Images are not part of the copy; transcribe all the data exactly.

# SUPPLIED ENTRIES
----

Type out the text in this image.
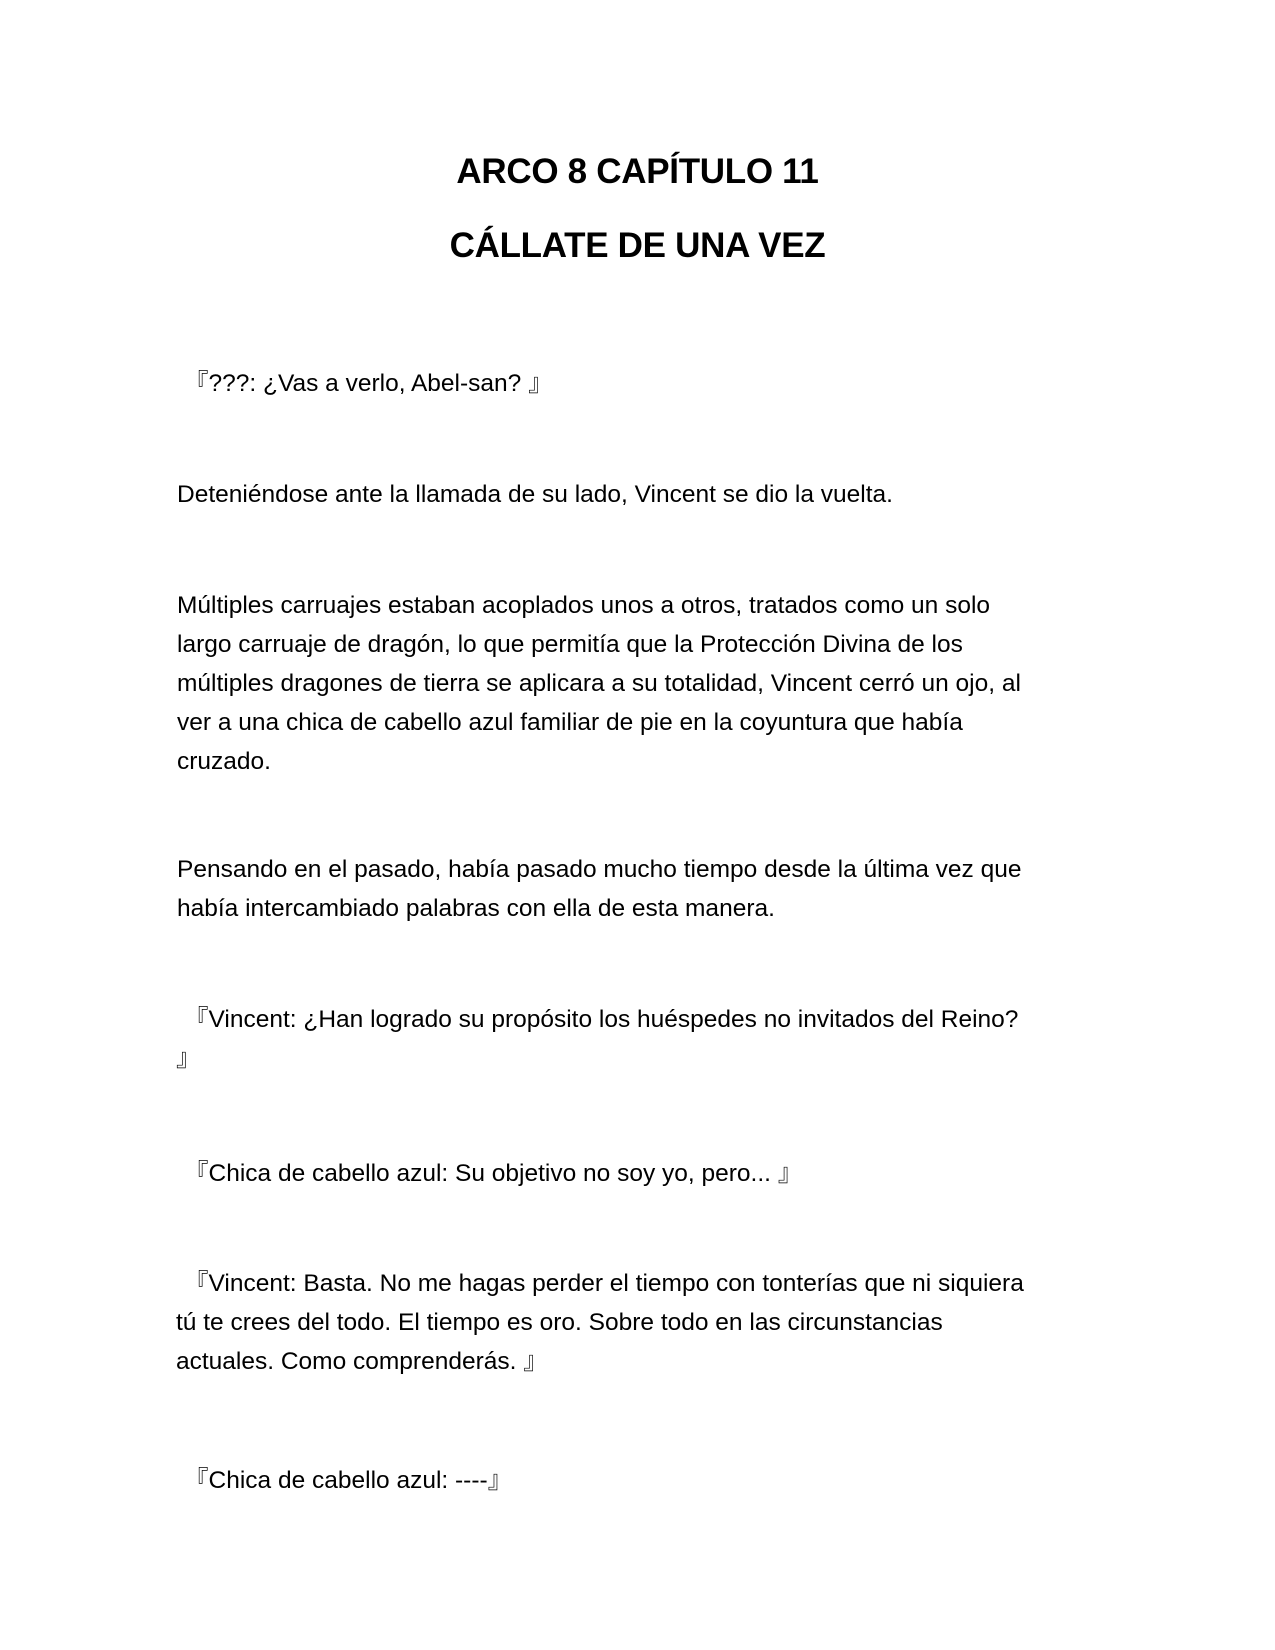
ARCO 8 CAPÍTULO 11
CÁLLATE DE UNA VEZ

『???: ¿Vas a verlo, Abel-san? 』

Deteniéndose ante la llamada de su lado, Vincent se dio la vuelta.

Múltiples carruajes estaban acoplados unos a otros, tratados como un solo
largo carruaje de dragón, lo que permitía que la Protección Divina de los
múltiples dragones de tierra se aplicara a su totalidad, Vincent cerró un ojo, al
ver a una chica de cabello azul familiar de pie en la coyuntura que había
cruzado.

Pensando en el pasado, había pasado mucho tiempo desde la última vez que
había intercambiado palabras con ella de esta manera.

『Vincent: ¿Han logrado su propósito los huéspedes no invitados del Reino?
』

『Chica de cabello azul: Su objetivo no soy yo, pero... 』

『Vincent: Basta. No me hagas perder el tiempo con tonterías que ni siquiera
tú te crees del todo. El tiempo es oro. Sobre todo en las circunstancias
actuales. Como comprenderás. 』

『Chica de cabello azul: ----』
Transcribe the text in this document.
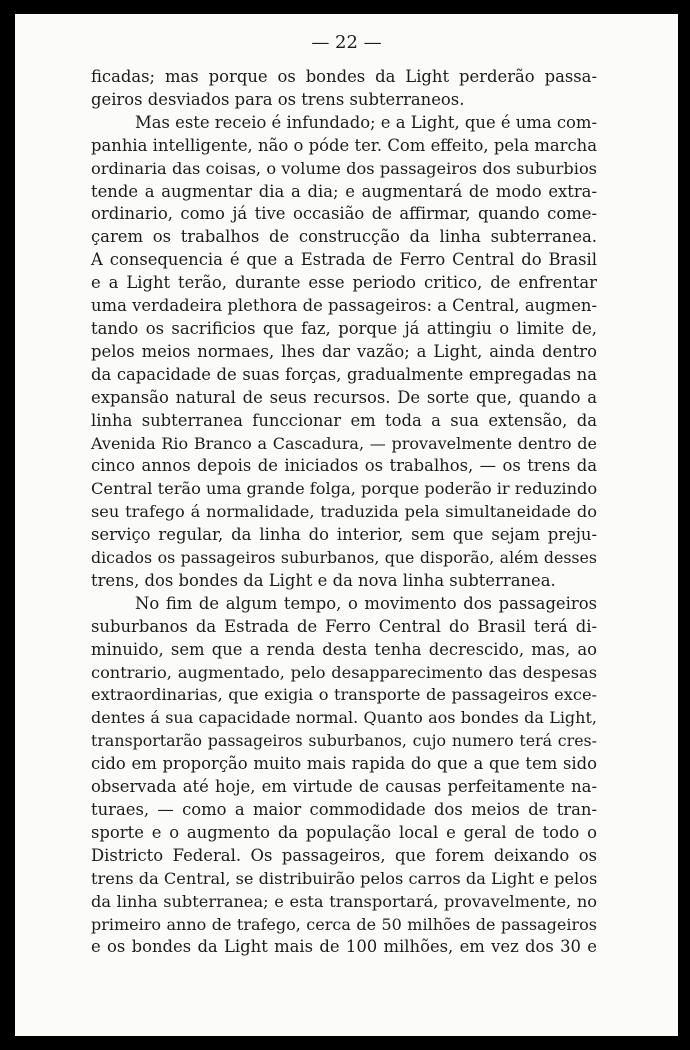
— 22 —
ficadas; mas porque os bondes da Light perderão passa-
geiros desviados para os trens subterraneos.
Mas este receio é infundado; e a Light, que é uma com-
panhia intelligente, não o póde ter. Com effeito, pela marcha
ordinaria das coisas, o volume dos passageiros dos suburbios
tende a augmentar dia a dia; e augmentará de modo extra-
ordinario, como já tive occasião de affirmar, quando come-
çarem os trabalhos de construcção da linha subterranea.
A consequencia é que a Estrada de Ferro Central do Brasil
e a Light terão, durante esse periodo critico, de enfrentar
uma verdadeira plethora de passageiros: a Central, augmen-
tando os sacrificios que faz, porque já attingiu o limite de,
pelos meios normaes, lhes dar vazão; a Light, ainda dentro
da capacidade de suas forças, gradualmente empregadas na
expansão natural de seus recursos. De sorte que, quando a
linha subterranea funccionar em toda a sua extensão, da
Avenida Rio Branco a Cascadura, — provavelmente dentro de
cinco annos depois de iniciados os trabalhos, — os trens da
Central terão uma grande folga, porque poderão ir reduzindo
seu trafego á normalidade, traduzida pela simultaneidade do
serviço regular, da linha do interior, sem que sejam preju-
dicados os passageiros suburbanos, que disporão, além desses
trens, dos bondes da Light e da nova linha subterranea.
No fim de algum tempo, o movimento dos passageiros
suburbanos da Estrada de Ferro Central do Brasil terá di-
minuido, sem que a renda desta tenha decrescido, mas, ao
contrario, augmentado, pelo desapparecimento das despesas
extraordinarias, que exigia o transporte de passageiros exce-
dentes á sua capacidade normal. Quanto aos bondes da Light,
transportarão passageiros suburbanos, cujo numero terá cres-
cido em proporção muito mais rapida do que a que tem sido
observada até hoje, em virtude de causas perfeitamente na-
turaes, — como a maior commodidade dos meios de tran-
sporte e o augmento da população local e geral de todo o
Districto Federal. Os passageiros, que forem deixando os
trens da Central, se distribuirão pelos carros da Light e pelos
da linha subterranea; e esta transportará, provavelmente, no
primeiro anno de trafego, cerca de 50 milhões de passageiros
e os bondes da Light mais de 100 milhões, em vez dos 30 e
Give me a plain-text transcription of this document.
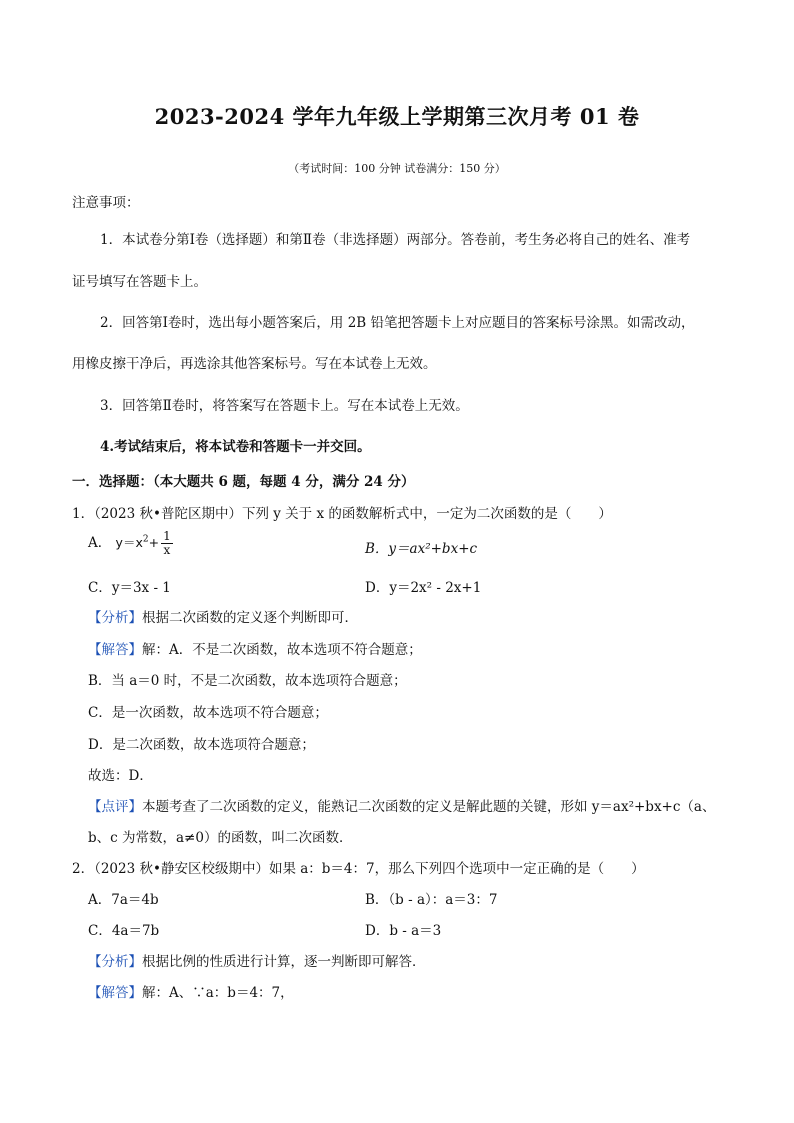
2023-2024 学年九年级上学期第三次月考 01 卷
（考试时间：100 分钟 试卷满分：150 分）
注意事项：
1．本试卷分第Ⅰ卷（选择题）和第Ⅱ卷（非选择题）两部分。答卷前，考生务必将自己的姓名、准考
证号填写在答题卡上。
2．回答第Ⅰ卷时，选出每小题答案后，用 2B 铅笔把答题卡上对应题目的答案标号涂黑。如需改动，
用橡皮擦干净后，再选涂其他答案标号。写在本试卷上无效。
3．回答第Ⅱ卷时，将答案写在答题卡上。写在本试卷上无效。
4.考试结束后，将本试卷和答题卡一并交回。
一．选择题：（本大题共 6 题，每题 4 分，满分 24 分）
1．（2023 秋•普陀区期中）下列 y 关于 x 的函数解析式中，一定为二次函数的是（　　）
A． $y=x^2+ \frac{1}{x}$	B．y＝ax²+bx+c
C．y＝3x - 1	D．y＝2x² - 2x+1
【分析】根据二次函数的定义逐个判断即可．
【解答】解：A．不是二次函数，故本选项不符合题意；
B．当 a＝0 时，不是二次函数，故本选项符合题意；
C．是一次函数，故本选项不符合题意；
D．是二次函数，故本选项符合题意；
故选：D．
【点评】本题考查了二次函数的定义，能熟记二次函数的定义是解此题的关键，形如 y＝ax²+bx+c（a、
b、c 为常数，a≠0）的函数，叫二次函数．
2．（2023 秋•静安区校级期中）如果 a：b＝4：7，那么下列四个选项中一定正确的是（　　）
A．7a＝4b	B．（b - a）：a＝3：7
C．4a＝7b	D．b - a＝3
【分析】根据比例的性质进行计算，逐一判断即可解答．
【解答】解：A、∵a：b＝4：7，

----

# SOLUTION FOR THIS EXERCISE
Type out the text in this image.
ARCO 8 CAPÍTULO 11
CÁLLATE DE UNA VEZ

『???: ¿Vas a verlo, Abel-san? 』

Deteniéndose ante la llamada de su lado, Vincent se dio la vuelta.

Múltiples carruajes estaban acoplados unos a otros, tratados como un solo
largo carruaje de dragón, lo que permitía que la Protección Divina de los
múltiples dragones de tierra se aplicara a su totalidad, Vincent cerró un ojo, al
ver a una chica de cabello azul familiar de pie en la coyuntura que había
cruzado.

Pensando en el pasado, había pasado mucho tiempo desde la última vez que
había intercambiado palabras con ella de esta manera.

『Vincent: ¿Han logrado su propósito los huéspedes no invitados del Reino?
』

『Chica de cabello azul: Su objetivo no soy yo, pero... 』

『Vincent: Basta. No me hagas perder el tiempo con tonterías que ni siquiera
tú te crees del todo. El tiempo es oro. Sobre todo en las circunstancias
actuales. Como comprenderás. 』

『Chica de cabello azul: ----』
Transcribe the text in this document.
— 22 —
ficadas; mas porque os bondes da Light perderão passa-
geiros desviados para os trens subterraneos.
Mas este receio é infundado; e a Light, que é uma com-
panhia intelligente, não o póde ter. Com effeito, pela marcha
ordinaria das coisas, o volume dos passageiros dos suburbios
tende a augmentar dia a dia; e augmentará de modo extra-
ordinario, como já tive occasião de affirmar, quando come-
çarem os trabalhos de construcção da linha subterranea.
A consequencia é que a Estrada de Ferro Central do Brasil
e a Light terão, durante esse periodo critico, de enfrentar
uma verdadeira plethora de passageiros: a Central, augmen-
tando os sacrificios que faz, porque já attingiu o limite de,
pelos meios normaes, lhes dar vazão; a Light, ainda dentro
da capacidade de suas forças, gradualmente empregadas na
expansão natural de seus recursos. De sorte que, quando a
linha subterranea funccionar em toda a sua extensão, da
Avenida Rio Branco a Cascadura, — provavelmente dentro de
cinco annos depois de iniciados os trabalhos, — os trens da
Central terão uma grande folga, porque poderão ir reduzindo
seu trafego á normalidade, traduzida pela simultaneidade do
serviço regular, da linha do interior, sem que sejam preju-
dicados os passageiros suburbanos, que disporão, além desses
trens, dos bondes da Light e da nova linha subterranea.
No fim de algum tempo, o movimento dos passageiros
suburbanos da Estrada de Ferro Central do Brasil terá di-
minuido, sem que a renda desta tenha decrescido, mas, ao
contrario, augmentado, pelo desapparecimento das despesas
extraordinarias, que exigia o transporte de passageiros exce-
dentes á sua capacidade normal. Quanto aos bondes da Light,
transportarão passageiros suburbanos, cujo numero terá cres-
cido em proporção muito mais rapida do que a que tem sido
observada até hoje, em virtude de causas perfeitamente na-
turaes, — como a maior commodidade dos meios de tran-
sporte e o augmento da população local e geral de todo o
Districto Federal. Os passageiros, que forem deixando os
trens da Central, se distribuirão pelos carros da Light e pelos
da linha subterranea; e esta transportará, provavelmente, no
primeiro anno de trafego, cerca de 50 milhões de passageiros
e os bondes da Light mais de 100 milhões, em vez dos 30 e
Give me a plain-text transcription of this document.
2023-2024 学年九年级上学期第三次月考 01 卷
（考试时间：100 分钟 试卷满分：150 分）
注意事项：
1．本试卷分第Ⅰ卷（选择题）和第Ⅱ卷（非选择题）两部分。答卷前，考生务必将自己的姓名、准考
证号填写在答题卡上。
2．回答第Ⅰ卷时，选出每小题答案后，用 2B 铅笔把答题卡上对应题目的答案标号涂黑。如需改动，
用橡皮擦干净后，再选涂其他答案标号。写在本试卷上无效。
3．回答第Ⅱ卷时，将答案写在答题卡上。写在本试卷上无效。
4.考试结束后，将本试卷和答题卡一并交回。
一．选择题：（本大题共 6 题，每题 4 分，满分 24 分）
1．（2023 秋•普陀区期中）下列 y 关于 x 的函数解析式中，一定为二次函数的是（　　）
A． $y=x^2+ \frac{1}{x}$	B．y＝ax²+bx+c
C．y＝3x - 1	D．y＝2x² - 2x+1
【分析】根据二次函数的定义逐个判断即可．
【解答】解：A．不是二次函数，故本选项不符合题意；
B．当 a＝0 时，不是二次函数，故本选项符合题意；
C．是一次函数，故本选项不符合题意；
D．是二次函数，故本选项符合题意；
故选：D．
【点评】本题考查了二次函数的定义，能熟记二次函数的定义是解此题的关键，形如 y＝ax²+bx+c（a、
b、c 为常数，a≠0）的函数，叫二次函数．
2．（2023 秋•静安区校级期中）如果 a：b＝4：7，那么下列四个选项中一定正确的是（　　）
A．7a＝4b	B．（b - a）：a＝3：7
C．4a＝7b	D．b - a＝3
【分析】根据比例的性质进行计算，逐一判断即可解答．
【解答】解：A、∵a：b＝4：7，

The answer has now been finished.